REQUIRED WORK:
Each entry below must be repeated exactly, with pictures left out.

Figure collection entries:
┄┄┄┄┄┄
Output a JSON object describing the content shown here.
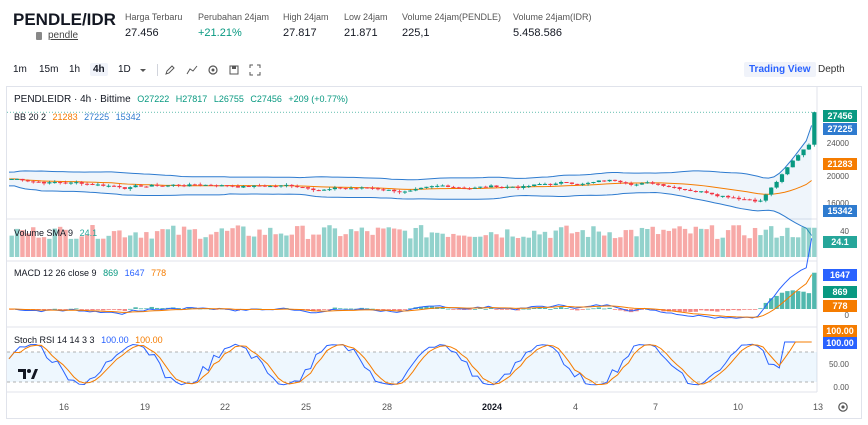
{
  "header": {
    "pair": "PENDLE/IDR",
    "pair_link": "pendle",
    "stats": [
      {
        "label": "Harga Terbaru",
        "value": "27.456",
        "up": false
      },
      {
        "label": "Perubahan 24jam",
        "value": "+21.21%",
        "up": true
      },
      {
        "label": "High 24jam",
        "value": "27.817",
        "up": false
      },
      {
        "label": "Low 24jam",
        "value": "21.871",
        "up": false
      },
      {
        "label": "Volume 24jam(PENDLE)",
        "value": "225,1",
        "up": false
      },
      {
        "label": "Volume 24jam(IDR)",
        "value": "5.458.586",
        "up": false
      }
    ]
  },
  "toolbar": {
    "timeframes": [
      "1m",
      "15m",
      "1h",
      "4h",
      "1D"
    ],
    "active_timeframe": "4h",
    "trading_view": "Trading View",
    "depth": "Depth",
    "icons": [
      "chevron-down-icon",
      "pencil-icon",
      "indicator-icon",
      "settings-icon",
      "save-icon",
      "fullscreen-icon"
    ]
  },
  "legends": {
    "main": {
      "title": "PENDLEIDR · 4h · Bittime",
      "o": "O27222",
      "h": "H27817",
      "l": "L26755",
      "c": "C27456",
      "chg": "+209 (+0.77%)"
    },
    "bb": {
      "name": "BB 20 2",
      "basis": "21283",
      "upper": "27225",
      "lower": "15342"
    },
    "vol": {
      "name": "Volume SMA 9",
      "value": "24.1"
    },
    "macd": {
      "name": "MACD 12 26 close 9",
      "hist": "869",
      "macd": "1647",
      "signal": "778"
    },
    "stoch": {
      "name": "Stoch RSI 14 14 3 3",
      "k": "100.00",
      "d": "100.00"
    }
  },
  "axes": {
    "price_ticks": [
      "24000",
      "20000",
      "16000"
    ],
    "price_badges": [
      {
        "text": "27456",
        "color": "#089981"
      },
      {
        "text": "27225",
        "color": "#2e7bcf"
      },
      {
        "text": "21283",
        "color": "#f57c00"
      },
      {
        "text": "15342",
        "color": "#2e7bcf"
      }
    ],
    "vol_ticks": [
      "40"
    ],
    "vol_badge": {
      "text": "24.1",
      "color": "#26a69a"
    },
    "macd_badges": [
      {
        "text": "1647",
        "color": "#2962ff"
      },
      {
        "text": "869",
        "color": "#089981"
      },
      {
        "text": "778",
        "color": "#f57c00"
      }
    ],
    "macd_ticks": [
      "0"
    ],
    "stoch_badges": [
      {
        "text": "100.00",
        "color": "#f57c00"
      },
      {
        "text": "100.00",
        "color": "#2962ff"
      }
    ],
    "stoch_ticks": [
      "50.00",
      "0.00"
    ],
    "dates": [
      "16",
      "19",
      "22",
      "25",
      "28",
      "2024",
      "4",
      "7",
      "10",
      "13"
    ]
  },
  "colors": {
    "up": "#089981",
    "down": "#f23645",
    "bb": "#2e7bcf",
    "basis": "#f57c00"
  }
}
┄┄┄┄┄┄
REPLY:
Output a JSON object describing the content shown here.
{
  "header": {
    "pair": "PENDLE/IDR",
    "pair_link": "pendle",
    "stats": [
      {
        "label": "Harga Terbaru",
        "value": "27.456",
        "up": false
      },
      {
        "label": "Perubahan 24jam",
        "value": "+21.21%",
        "up": true
      },
      {
        "label": "High 24jam",
        "value": "27.817",
        "up": false
      },
      {
        "label": "Low 24jam",
        "value": "21.871",
        "up": false
      },
      {
        "label": "Volume 24jam(PENDLE)",
        "value": "225,1",
        "up": false
      },
      {
        "label": "Volume 24jam(IDR)",
        "value": "5.458.586",
        "up": false
      }
    ]
  },
  "toolbar": {
    "timeframes": [
      "1m",
      "15m",
      "1h",
      "4h",
      "1D"
    ],
    "active_timeframe": "4h",
    "trading_view": "Trading View",
    "depth": "Depth",
    "icons": [
      "chevron-down-icon",
      "pencil-icon",
      "indicator-icon",
      "settings-icon",
      "save-icon",
      "fullscreen-icon"
    ]
  },
  "legends": {
    "main": {
      "title": "PENDLEIDR · 4h · Bittime",
      "o": "O27222",
      "h": "H27817",
      "l": "L26755",
      "c": "C27456",
      "chg": "+209 (+0.77%)"
    },
    "bb": {
      "name": "BB 20 2",
      "basis": "21283",
      "upper": "27225",
      "lower": "15342"
    },
    "vol": {
      "name": "Volume SMA 9",
      "value": "24.1"
    },
    "macd": {
      "name": "MACD 12 26 close 9",
      "hist": "869",
      "macd": "1647",
      "signal": "778"
    },
    "stoch": {
      "name": "Stoch RSI 14 14 3 3",
      "k": "100.00",
      "d": "100.00"
    }
  },
  "axes": {
    "price_ticks": [
      "24000",
      "20000",
      "16000"
    ],
    "price_badges": [
      {
        "text": "27456",
        "color": "#089981"
      },
      {
        "text": "27225",
        "color": "#2e7bcf"
      },
      {
        "text": "21283",
        "color": "#f57c00"
      },
      {
        "text": "15342",
        "color": "#2e7bcf"
      }
    ],
    "vol_ticks": [
      "40"
    ],
    "vol_badge": {
      "text": "24.1",
      "color": "#26a69a"
    },
    "macd_badges": [
      {
        "text": "1647",
        "color": "#2962ff"
      },
      {
        "text": "869",
        "color": "#089981"
      },
      {
        "text": "778",
        "color": "#f57c00"
      }
    ],
    "macd_ticks": [
      "0"
    ],
    "stoch_badges": [
      {
        "text": "100.00",
        "color": "#f57c00"
      },
      {
        "text": "100.00",
        "color": "#2962ff"
      }
    ],
    "stoch_ticks": [
      "50.00",
      "0.00"
    ],
    "dates": [
      "16",
      "19",
      "22",
      "25",
      "28",
      "2024",
      "4",
      "7",
      "10",
      "13"
    ]
  },
  "colors": {
    "up": "#089981",
    "down": "#f23645",
    "bb": "#2e7bcf",
    "basis": "#f57c00"
  }
}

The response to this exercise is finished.